* [Problem]: Extract each line holding the word "have" from the entries.

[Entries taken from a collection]

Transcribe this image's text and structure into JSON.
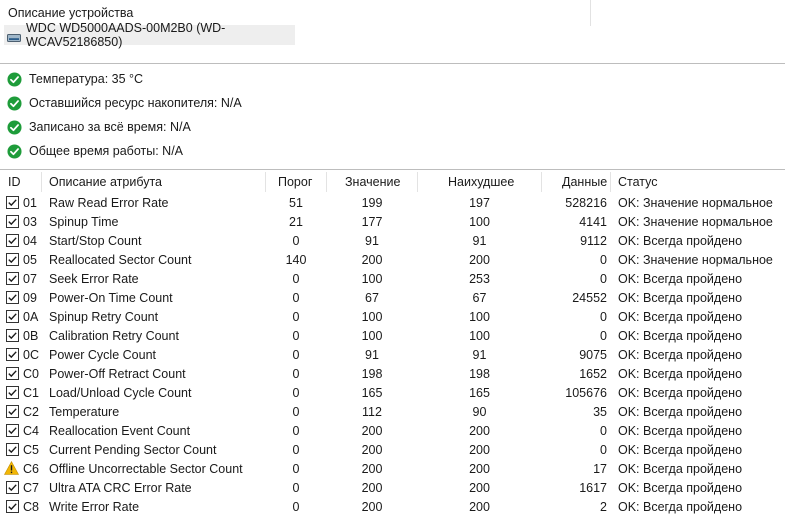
{
  "header": {
    "title": "Описание устройства",
    "device_name": "WDC WD5000AADS-00M2B0 (WD-WCAV52186850)"
  },
  "summary": [
    {
      "label": "Температура: 35 °C"
    },
    {
      "label": "Оставшийся ресурс накопителя: N/A"
    },
    {
      "label": "Записано за всё время: N/A"
    },
    {
      "label": "Общее время работы: N/A"
    }
  ],
  "columns": {
    "id": "ID",
    "name": "Описание атрибута",
    "threshold": "Порог",
    "value": "Значение",
    "worst": "Наихудшее",
    "data": "Данные",
    "status": "Статус"
  },
  "attributes": [
    {
      "id": "01",
      "name": "Raw Read Error Rate",
      "threshold": "51",
      "value": "199",
      "worst": "197",
      "data": "528216",
      "status": "OK: Значение нормальное",
      "icon": "checkbox"
    },
    {
      "id": "03",
      "name": "Spinup Time",
      "threshold": "21",
      "value": "177",
      "worst": "100",
      "data": "4141",
      "status": "OK: Значение нормальное",
      "icon": "checkbox"
    },
    {
      "id": "04",
      "name": "Start/Stop Count",
      "threshold": "0",
      "value": "91",
      "worst": "91",
      "data": "9112",
      "status": "OK: Всегда пройдено",
      "icon": "checkbox"
    },
    {
      "id": "05",
      "name": "Reallocated Sector Count",
      "threshold": "140",
      "value": "200",
      "worst": "200",
      "data": "0",
      "status": "OK: Значение нормальное",
      "icon": "checkbox"
    },
    {
      "id": "07",
      "name": "Seek Error Rate",
      "threshold": "0",
      "value": "100",
      "worst": "253",
      "data": "0",
      "status": "OK: Всегда пройдено",
      "icon": "checkbox"
    },
    {
      "id": "09",
      "name": "Power-On Time Count",
      "threshold": "0",
      "value": "67",
      "worst": "67",
      "data": "24552",
      "status": "OK: Всегда пройдено",
      "icon": "checkbox"
    },
    {
      "id": "0A",
      "name": "Spinup Retry Count",
      "threshold": "0",
      "value": "100",
      "worst": "100",
      "data": "0",
      "status": "OK: Всегда пройдено",
      "icon": "checkbox"
    },
    {
      "id": "0B",
      "name": "Calibration Retry Count",
      "threshold": "0",
      "value": "100",
      "worst": "100",
      "data": "0",
      "status": "OK: Всегда пройдено",
      "icon": "checkbox"
    },
    {
      "id": "0C",
      "name": "Power Cycle Count",
      "threshold": "0",
      "value": "91",
      "worst": "91",
      "data": "9075",
      "status": "OK: Всегда пройдено",
      "icon": "checkbox"
    },
    {
      "id": "C0",
      "name": "Power-Off Retract Count",
      "threshold": "0",
      "value": "198",
      "worst": "198",
      "data": "1652",
      "status": "OK: Всегда пройдено",
      "icon": "checkbox"
    },
    {
      "id": "C1",
      "name": "Load/Unload Cycle Count",
      "threshold": "0",
      "value": "165",
      "worst": "165",
      "data": "105676",
      "status": "OK: Всегда пройдено",
      "icon": "checkbox"
    },
    {
      "id": "C2",
      "name": "Temperature",
      "threshold": "0",
      "value": "112",
      "worst": "90",
      "data": "35",
      "status": "OK: Всегда пройдено",
      "icon": "checkbox"
    },
    {
      "id": "C4",
      "name": "Reallocation Event Count",
      "threshold": "0",
      "value": "200",
      "worst": "200",
      "data": "0",
      "status": "OK: Всегда пройдено",
      "icon": "checkbox"
    },
    {
      "id": "C5",
      "name": "Current Pending Sector Count",
      "threshold": "0",
      "value": "200",
      "worst": "200",
      "data": "0",
      "status": "OK: Всегда пройдено",
      "icon": "checkbox"
    },
    {
      "id": "C6",
      "name": "Offline Uncorrectable Sector Count",
      "threshold": "0",
      "value": "200",
      "worst": "200",
      "data": "17",
      "status": "OK: Всегда пройдено",
      "icon": "warning"
    },
    {
      "id": "C7",
      "name": "Ultra ATA CRC Error Rate",
      "threshold": "0",
      "value": "200",
      "worst": "200",
      "data": "1617",
      "status": "OK: Всегда пройдено",
      "icon": "checkbox"
    },
    {
      "id": "C8",
      "name": "Write Error Rate",
      "threshold": "0",
      "value": "200",
      "worst": "200",
      "data": "2",
      "status": "OK: Всегда пройдено",
      "icon": "checkbox"
    }
  ],
  "colors": {
    "ok_green": "#1e9c3a",
    "warning_yellow": "#f2b705",
    "device_row_bg": "#eeeeee",
    "checkbox_border": "#333333"
  }
}
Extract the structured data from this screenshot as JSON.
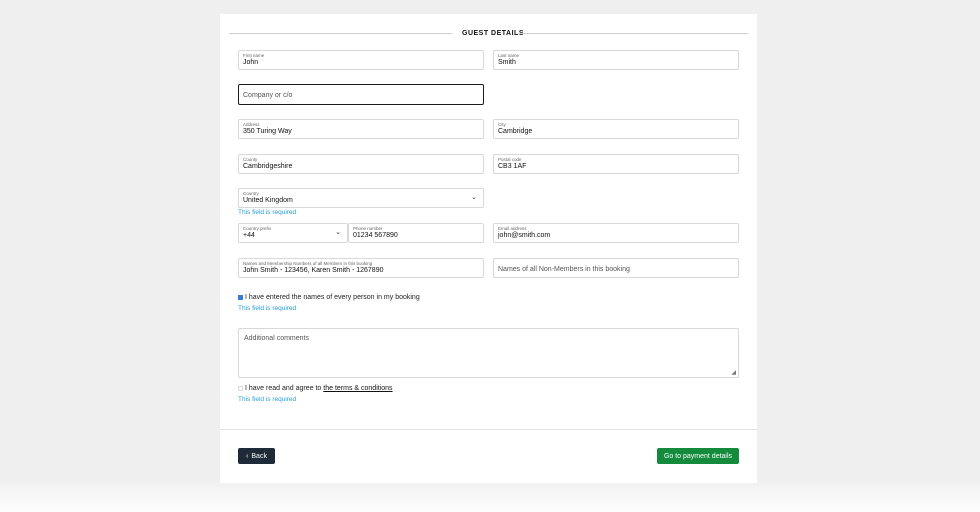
{
  "section": {
    "title": "GUEST DETAILS"
  },
  "fields": {
    "first_name": {
      "label": "First name",
      "value": "John"
    },
    "last_name": {
      "label": "Last name",
      "value": "Smith"
    },
    "company": {
      "placeholder": "Company or c/o"
    },
    "address": {
      "label": "Address",
      "value": "350 Turing Way"
    },
    "city": {
      "label": "City",
      "value": "Cambridge"
    },
    "county": {
      "label": "County",
      "value": "Cambridgeshire"
    },
    "postal_code": {
      "label": "Postal code",
      "value": "CB3 1AF"
    },
    "country": {
      "label": "Country",
      "value": "United Kingdom",
      "error": "This field is required"
    },
    "country_prefix": {
      "label": "Country prefix",
      "value": "+44"
    },
    "phone": {
      "label": "Phone number",
      "value": "01234 567890"
    },
    "email": {
      "label": "Email address",
      "value": "john@smith.com"
    },
    "members": {
      "label": "Names and Membership Numbers of all Members in this booking",
      "value": "John Smith - 123456, Karen Smith - 1267890"
    },
    "non_members": {
      "placeholder": "Names of all Non-Members in this booking"
    },
    "comments": {
      "placeholder": "Additional comments"
    }
  },
  "checks": {
    "names_entered": {
      "label": "I have entered the names of every person in my booking",
      "checked": true,
      "error": "This field is required"
    },
    "terms": {
      "label": "I have read and agree to",
      "link": "the terms & conditions",
      "checked": false,
      "error": "This field is required"
    }
  },
  "buttons": {
    "back": "Back",
    "pay": "Go to payment details"
  },
  "colors": {
    "back_button": "#1e2a38",
    "pay_button": "#138a3c",
    "error_text": "#2a9dd6"
  }
}
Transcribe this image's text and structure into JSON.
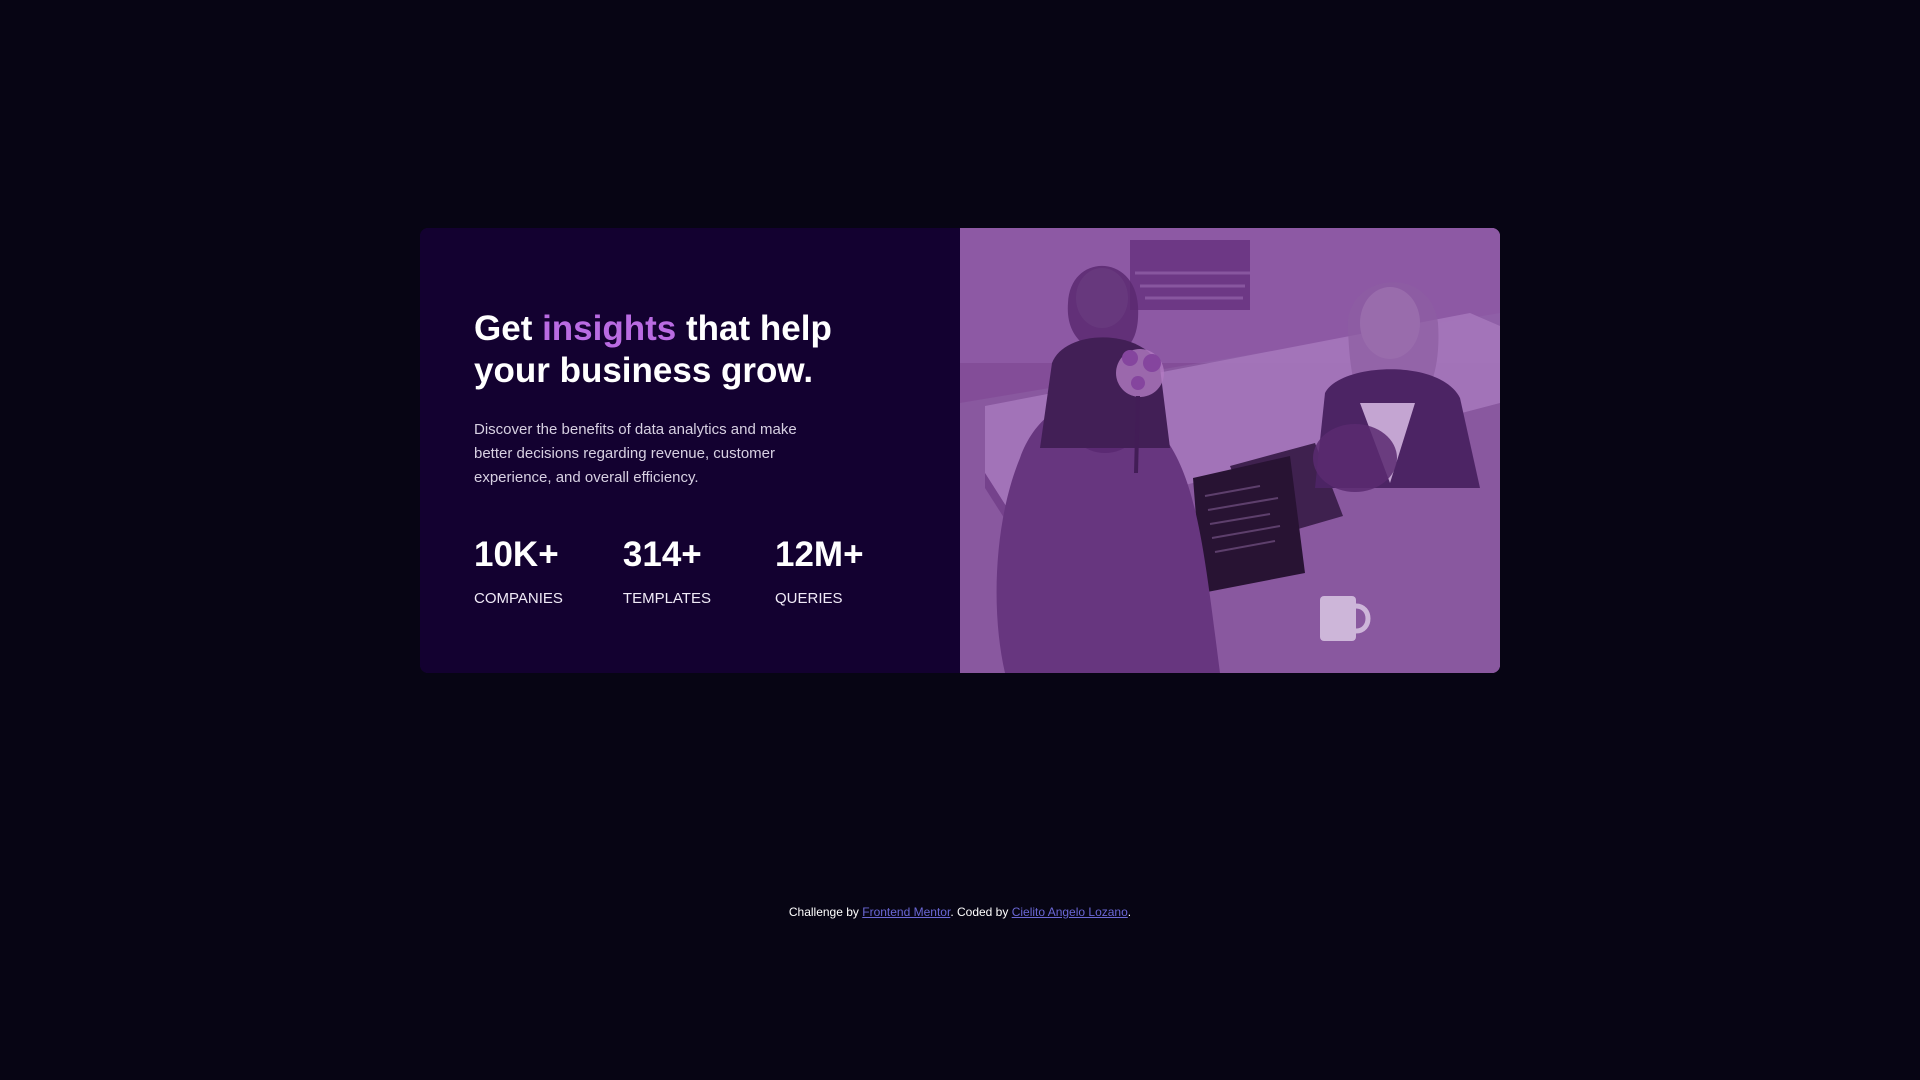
{
  "card": {
    "headline": {
      "before": "Get ",
      "accent": "insights",
      "after": " that help your business grow."
    },
    "description": "Discover the benefits of data analytics and make better decisions regarding revenue, customer experience, and overall efficiency.",
    "stats": [
      {
        "value": "10K+",
        "label": "COMPANIES"
      },
      {
        "value": "314+",
        "label": "TEMPLATES"
      },
      {
        "value": "12M+",
        "label": "QUERIES"
      }
    ]
  },
  "colors": {
    "page_background": "#070514",
    "card_background": "#130130",
    "accent": "#b96be2",
    "image_tint": "#8d579f",
    "link": "#6b68d6"
  },
  "footer": {
    "challenge_prefix": "Challenge by ",
    "challenge_link": "Frontend Mentor",
    "middle": ". Coded by ",
    "author_link": "Cielito Angelo Lozano",
    "suffix": "."
  }
}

* [Full response]:
      "label": "I have entered the names of every person in my booking",
      "label": "I have read and agree to",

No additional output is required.